Records excerpted from a collection
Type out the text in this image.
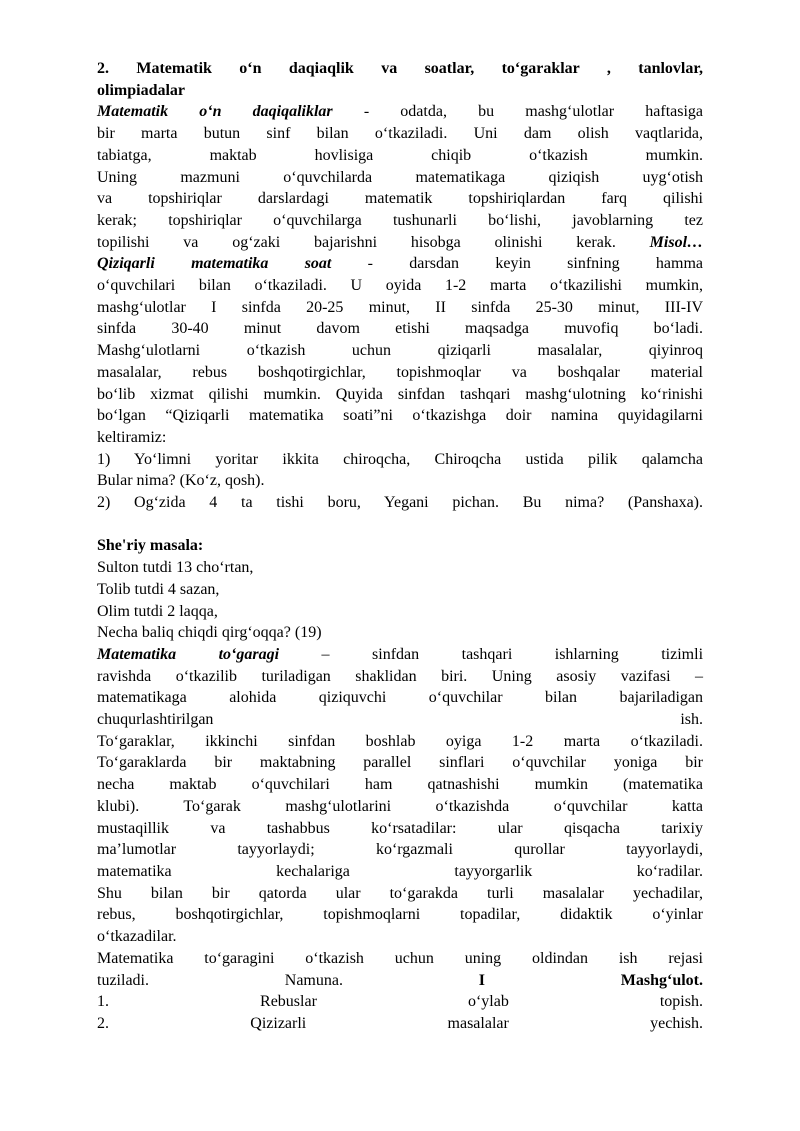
2. Matematik o‘n daqiaqlik va soatlar, to‘garaklar , tanlovlar,

olimpiadalar

Matematik o‘n daqiqaliklar - odatda, bu mashg‘ulotlar haftasiga

bir marta butun sinf bilan o‘tkaziladi. Uni dam olish vaqtlarida,

tabiatga, maktab hovlisiga chiqib o‘tkazish mumkin.

Uning mazmuni o‘quvchilarda matematikaga qiziqish uyg‘otish

va topshiriqlar darslardagi matematik topshiriqlardan farq qilishi

kerak; topshiriqlar o‘quvchilarga tushunarli bo‘lishi, javoblarning tez

topilishi va og‘zaki bajarishni hisobga olinishi kerak. Misol…

Qiziqarli matematika soat - darsdan keyin sinfning hamma

o‘quvchilari bilan o‘tkaziladi. U oyida 1-2 marta o‘tkazilishi mumkin,

mashg‘ulotlar I sinfda 20-25 minut, II sinfda 25-30 minut, III-IV

sinfda 30-40 minut davom etishi maqsadga muvofiq bo‘ladi.

Mashg‘ulotlarni o‘tkazish uchun qiziqarli masalalar, qiyinroq

masalalar, rebus boshqotirgichlar, topishmoqlar va boshqalar material

bo‘lib xizmat qilishi mumkin. Quyida sinfdan tashqari mashg‘ulotning ko‘rinishi

bo‘lgan “Qiziqarli matematika soati”ni o‘tkazishga doir namina quyidagilarni

keltiramiz:

1) Yo‘limni yoritar ikkita chiroqcha, Chiroqcha ustida pilik qalamcha

Bular nima? (Ko‘z, qosh).

2) Og‘zida 4 ta tishi boru, Yegani pichan. Bu nima? (Panshaxa).

She'riy masala:

Sulton tutdi 13 cho‘rtan,

Tolib tutdi 4 sazan,

Olim tutdi 2 laqqa,

Necha baliq chiqdi qirg‘oqqa? (19)

Matematika to‘garagi	– sinfdan tashqari ishlarning tizimli

ravishda o‘tkazilib turiladigan shaklidan biri. Uning asosiy vazifasi –

matematikaga alohida qiziquvchi o‘quvchilar bilan bajariladigan

chuqurlashtirilgan	ish.

To‘garaklar, ikkinchi sinfdan boshlab oyiga 1-2 marta o‘tkaziladi.

To‘garaklarda bir maktabning parallel sinflari o‘quvchilar yoniga bir

necha maktab o‘quvchilari ham qatnashishi mumkin (matematika

klubi). To‘garak mashg‘ulotlarini o‘tkazishda o‘quvchilar katta

mustaqillik va tashabbus ko‘rsatadilar: ular qisqacha tarixiy

ma’lumotlar tayyorlaydi; ko‘rgazmali qurollar tayyorlaydi,

matematika kechalariga tayyorgarlik ko‘radilar.

Shu bilan bir qatorda ular to‘garakda turli masalalar yechadilar,

rebus, boshqotirgichlar, topishmoqlarni topadilar, didaktik o‘yinlar

o‘tkazadilar.

Matematika to‘garagini o‘tkazish uchun uning oldindan ish rejasi

tuziladi.	Namuna.	I	Mashg‘ulot.

1.	Rebuslar	o‘ylab	topish.

2.	Qizizarli	masalalar	yechish.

YOUR OBJECTIVE> Quote the full listing above word for word; exclude every picture from the copy.

RESULT BELOW>
Type out the text in this image.
2. Matematik o‘n daqiaqlik va soatlar, to‘garaklar , tanlovlar,

olimpiadalar

Matematik o‘n daqiqaliklar - odatda, bu mashg‘ulotlar haftasiga

bir marta butun sinf bilan o‘tkaziladi. Uni dam olish vaqtlarida,

tabiatga, maktab hovlisiga chiqib o‘tkazish mumkin.

Uning mazmuni o‘quvchilarda matematikaga qiziqish uyg‘otish

va topshiriqlar darslardagi matematik topshiriqlardan farq qilishi

kerak; topshiriqlar o‘quvchilarga tushunarli bo‘lishi, javoblarning tez

topilishi va og‘zaki bajarishni hisobga olinishi kerak. Misol…

Qiziqarli matematika soat - darsdan keyin sinfning hamma

o‘quvchilari bilan o‘tkaziladi. U oyida 1-2 marta o‘tkazilishi mumkin,

mashg‘ulotlar I sinfda 20-25 minut, II sinfda 25-30 minut, III-IV

sinfda 30-40 minut davom etishi maqsadga muvofiq bo‘ladi.

Mashg‘ulotlarni o‘tkazish uchun qiziqarli masalalar, qiyinroq

masalalar, rebus boshqotirgichlar, topishmoqlar va boshqalar material

bo‘lib xizmat qilishi mumkin. Quyida sinfdan tashqari mashg‘ulotning ko‘rinishi

bo‘lgan “Qiziqarli matematika soati”ni o‘tkazishga doir namina quyidagilarni

keltiramiz:

1) Yo‘limni yoritar ikkita chiroqcha, Chiroqcha ustida pilik qalamcha

Bular nima? (Ko‘z, qosh).

2) Og‘zida 4 ta tishi boru, Yegani pichan. Bu nima? (Panshaxa).

She'riy masala:

Sulton tutdi 13 cho‘rtan,

Tolib tutdi 4 sazan,

Olim tutdi 2 laqqa,

Necha baliq chiqdi qirg‘oqqa? (19)

Matematika to‘garagi	– sinfdan tashqari ishlarning tizimli

ravishda o‘tkazilib turiladigan shaklidan biri. Uning asosiy vazifasi –

matematikaga alohida qiziquvchi o‘quvchilar bilan bajariladigan

chuqurlashtirilgan	ish.

To‘garaklar, ikkinchi sinfdan boshlab oyiga 1-2 marta o‘tkaziladi.

To‘garaklarda bir maktabning parallel sinflari o‘quvchilar yoniga bir

necha maktab o‘quvchilari ham qatnashishi mumkin (matematika

klubi). To‘garak mashg‘ulotlarini o‘tkazishda o‘quvchilar katta

mustaqillik va tashabbus ko‘rsatadilar: ular qisqacha tarixiy

ma’lumotlar tayyorlaydi; ko‘rgazmali qurollar tayyorlaydi,

matematika kechalariga tayyorgarlik ko‘radilar.

Shu bilan bir qatorda ular to‘garakda turli masalalar yechadilar,

rebus, boshqotirgichlar, topishmoqlarni topadilar, didaktik o‘yinlar

o‘tkazadilar.

Matematika to‘garagini o‘tkazish uchun uning oldindan ish rejasi

tuziladi.	Namuna.	I	Mashg‘ulot.

1.	Rebuslar	o‘ylab	topish.

2.	Qizizarli	masalalar	yechish.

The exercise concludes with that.